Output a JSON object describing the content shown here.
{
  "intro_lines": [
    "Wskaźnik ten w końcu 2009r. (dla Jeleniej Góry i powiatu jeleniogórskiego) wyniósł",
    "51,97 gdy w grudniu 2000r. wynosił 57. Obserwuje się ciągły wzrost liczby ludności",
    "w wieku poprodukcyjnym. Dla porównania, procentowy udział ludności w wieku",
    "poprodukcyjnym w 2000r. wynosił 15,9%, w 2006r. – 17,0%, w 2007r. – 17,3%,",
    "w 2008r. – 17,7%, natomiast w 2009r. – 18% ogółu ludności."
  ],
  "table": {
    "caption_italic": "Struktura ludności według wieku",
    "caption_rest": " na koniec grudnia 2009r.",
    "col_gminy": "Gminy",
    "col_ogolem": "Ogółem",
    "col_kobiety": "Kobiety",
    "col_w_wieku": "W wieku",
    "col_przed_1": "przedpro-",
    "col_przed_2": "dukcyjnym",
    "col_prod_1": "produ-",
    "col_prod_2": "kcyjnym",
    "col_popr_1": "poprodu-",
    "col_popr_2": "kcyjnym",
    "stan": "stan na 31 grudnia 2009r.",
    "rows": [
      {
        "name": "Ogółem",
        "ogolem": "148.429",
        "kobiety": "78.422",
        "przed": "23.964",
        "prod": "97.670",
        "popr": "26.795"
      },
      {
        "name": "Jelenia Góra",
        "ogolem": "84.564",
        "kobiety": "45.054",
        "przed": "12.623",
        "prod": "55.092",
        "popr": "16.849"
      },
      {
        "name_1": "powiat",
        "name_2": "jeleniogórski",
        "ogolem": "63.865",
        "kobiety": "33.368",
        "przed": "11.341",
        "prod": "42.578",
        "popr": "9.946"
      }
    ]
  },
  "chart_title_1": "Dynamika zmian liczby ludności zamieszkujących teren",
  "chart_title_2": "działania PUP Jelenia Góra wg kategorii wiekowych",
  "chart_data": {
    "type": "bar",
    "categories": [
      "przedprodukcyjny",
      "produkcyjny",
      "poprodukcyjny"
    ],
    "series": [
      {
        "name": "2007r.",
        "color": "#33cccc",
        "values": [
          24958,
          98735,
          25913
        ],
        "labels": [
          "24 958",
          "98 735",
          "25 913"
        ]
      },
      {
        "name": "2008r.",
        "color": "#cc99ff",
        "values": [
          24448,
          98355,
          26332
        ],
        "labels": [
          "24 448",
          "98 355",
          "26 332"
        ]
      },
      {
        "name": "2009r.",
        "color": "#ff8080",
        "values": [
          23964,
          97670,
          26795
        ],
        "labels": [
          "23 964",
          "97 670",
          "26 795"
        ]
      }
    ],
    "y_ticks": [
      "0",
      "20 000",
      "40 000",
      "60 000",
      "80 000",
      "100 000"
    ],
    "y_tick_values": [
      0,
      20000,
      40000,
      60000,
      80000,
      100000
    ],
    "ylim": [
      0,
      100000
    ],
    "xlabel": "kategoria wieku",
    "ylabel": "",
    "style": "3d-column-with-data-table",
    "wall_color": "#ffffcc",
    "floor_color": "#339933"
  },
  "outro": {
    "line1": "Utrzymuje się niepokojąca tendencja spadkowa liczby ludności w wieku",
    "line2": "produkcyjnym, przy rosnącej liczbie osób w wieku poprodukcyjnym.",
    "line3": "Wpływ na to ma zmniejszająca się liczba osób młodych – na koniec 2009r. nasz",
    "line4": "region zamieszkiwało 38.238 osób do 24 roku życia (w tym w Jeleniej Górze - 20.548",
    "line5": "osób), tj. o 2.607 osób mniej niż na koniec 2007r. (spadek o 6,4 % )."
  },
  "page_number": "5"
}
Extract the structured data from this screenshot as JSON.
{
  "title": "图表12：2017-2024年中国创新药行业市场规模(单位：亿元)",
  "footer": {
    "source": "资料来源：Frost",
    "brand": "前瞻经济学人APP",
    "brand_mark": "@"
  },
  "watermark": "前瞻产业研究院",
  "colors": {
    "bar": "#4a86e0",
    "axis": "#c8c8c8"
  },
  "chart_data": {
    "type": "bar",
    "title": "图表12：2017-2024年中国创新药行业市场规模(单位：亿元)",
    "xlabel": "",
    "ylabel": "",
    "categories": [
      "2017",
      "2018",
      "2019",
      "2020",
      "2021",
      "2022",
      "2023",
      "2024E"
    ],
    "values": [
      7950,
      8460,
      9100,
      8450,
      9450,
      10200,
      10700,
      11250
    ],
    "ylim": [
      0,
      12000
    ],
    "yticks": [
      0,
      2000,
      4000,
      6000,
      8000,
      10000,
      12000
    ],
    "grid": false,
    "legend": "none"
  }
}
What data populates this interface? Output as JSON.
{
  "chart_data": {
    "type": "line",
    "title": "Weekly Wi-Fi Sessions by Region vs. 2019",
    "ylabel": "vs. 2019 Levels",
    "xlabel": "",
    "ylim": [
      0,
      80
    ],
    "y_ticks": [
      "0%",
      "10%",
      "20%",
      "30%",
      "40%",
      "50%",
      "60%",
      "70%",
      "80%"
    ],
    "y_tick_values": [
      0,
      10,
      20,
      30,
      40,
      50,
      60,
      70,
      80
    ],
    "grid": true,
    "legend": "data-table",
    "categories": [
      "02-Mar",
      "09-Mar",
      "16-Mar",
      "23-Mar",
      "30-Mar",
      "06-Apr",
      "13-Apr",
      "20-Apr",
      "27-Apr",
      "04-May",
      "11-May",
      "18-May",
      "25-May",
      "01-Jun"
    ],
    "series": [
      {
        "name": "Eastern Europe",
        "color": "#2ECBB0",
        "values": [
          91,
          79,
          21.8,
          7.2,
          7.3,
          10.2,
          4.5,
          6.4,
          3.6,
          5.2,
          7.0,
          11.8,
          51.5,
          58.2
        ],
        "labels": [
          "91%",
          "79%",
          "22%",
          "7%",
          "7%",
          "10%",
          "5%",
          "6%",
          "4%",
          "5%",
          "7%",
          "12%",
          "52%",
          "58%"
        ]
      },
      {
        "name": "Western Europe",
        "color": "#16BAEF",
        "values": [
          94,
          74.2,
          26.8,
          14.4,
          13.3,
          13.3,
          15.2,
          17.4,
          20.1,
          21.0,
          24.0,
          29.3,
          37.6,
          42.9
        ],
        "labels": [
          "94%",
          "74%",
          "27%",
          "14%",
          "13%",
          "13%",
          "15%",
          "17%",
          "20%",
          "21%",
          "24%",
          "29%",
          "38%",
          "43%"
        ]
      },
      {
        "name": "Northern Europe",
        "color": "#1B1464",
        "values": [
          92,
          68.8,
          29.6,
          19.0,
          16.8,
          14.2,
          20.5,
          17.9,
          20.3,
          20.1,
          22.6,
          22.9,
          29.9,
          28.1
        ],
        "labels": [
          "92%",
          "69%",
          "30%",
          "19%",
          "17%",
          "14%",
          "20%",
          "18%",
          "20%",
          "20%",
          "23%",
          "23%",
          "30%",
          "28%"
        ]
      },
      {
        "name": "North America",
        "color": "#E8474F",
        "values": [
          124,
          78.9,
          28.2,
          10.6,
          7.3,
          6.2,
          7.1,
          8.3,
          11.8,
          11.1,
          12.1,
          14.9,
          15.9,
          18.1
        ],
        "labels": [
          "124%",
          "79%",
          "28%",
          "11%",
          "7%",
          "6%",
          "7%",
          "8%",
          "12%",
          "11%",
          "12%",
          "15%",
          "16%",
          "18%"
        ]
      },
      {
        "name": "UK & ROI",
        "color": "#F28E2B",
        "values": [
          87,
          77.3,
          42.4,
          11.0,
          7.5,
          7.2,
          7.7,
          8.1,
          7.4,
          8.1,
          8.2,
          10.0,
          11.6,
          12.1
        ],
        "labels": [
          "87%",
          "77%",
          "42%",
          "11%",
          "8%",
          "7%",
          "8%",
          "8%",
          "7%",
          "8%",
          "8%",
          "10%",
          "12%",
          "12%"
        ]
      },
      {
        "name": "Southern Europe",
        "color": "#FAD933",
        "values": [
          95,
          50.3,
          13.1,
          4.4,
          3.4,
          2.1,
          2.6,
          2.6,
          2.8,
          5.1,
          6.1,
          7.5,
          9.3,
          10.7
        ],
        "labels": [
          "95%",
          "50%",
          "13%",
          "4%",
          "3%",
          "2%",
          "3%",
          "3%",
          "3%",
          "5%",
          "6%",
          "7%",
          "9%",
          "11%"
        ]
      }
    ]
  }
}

....

Within the listing above, find every line containing the string "Góra" and return it.

        "name": "Jelenia Góra",
  "chart_title_2": "działania PUP Jelenia Góra wg kategorii wiekowych",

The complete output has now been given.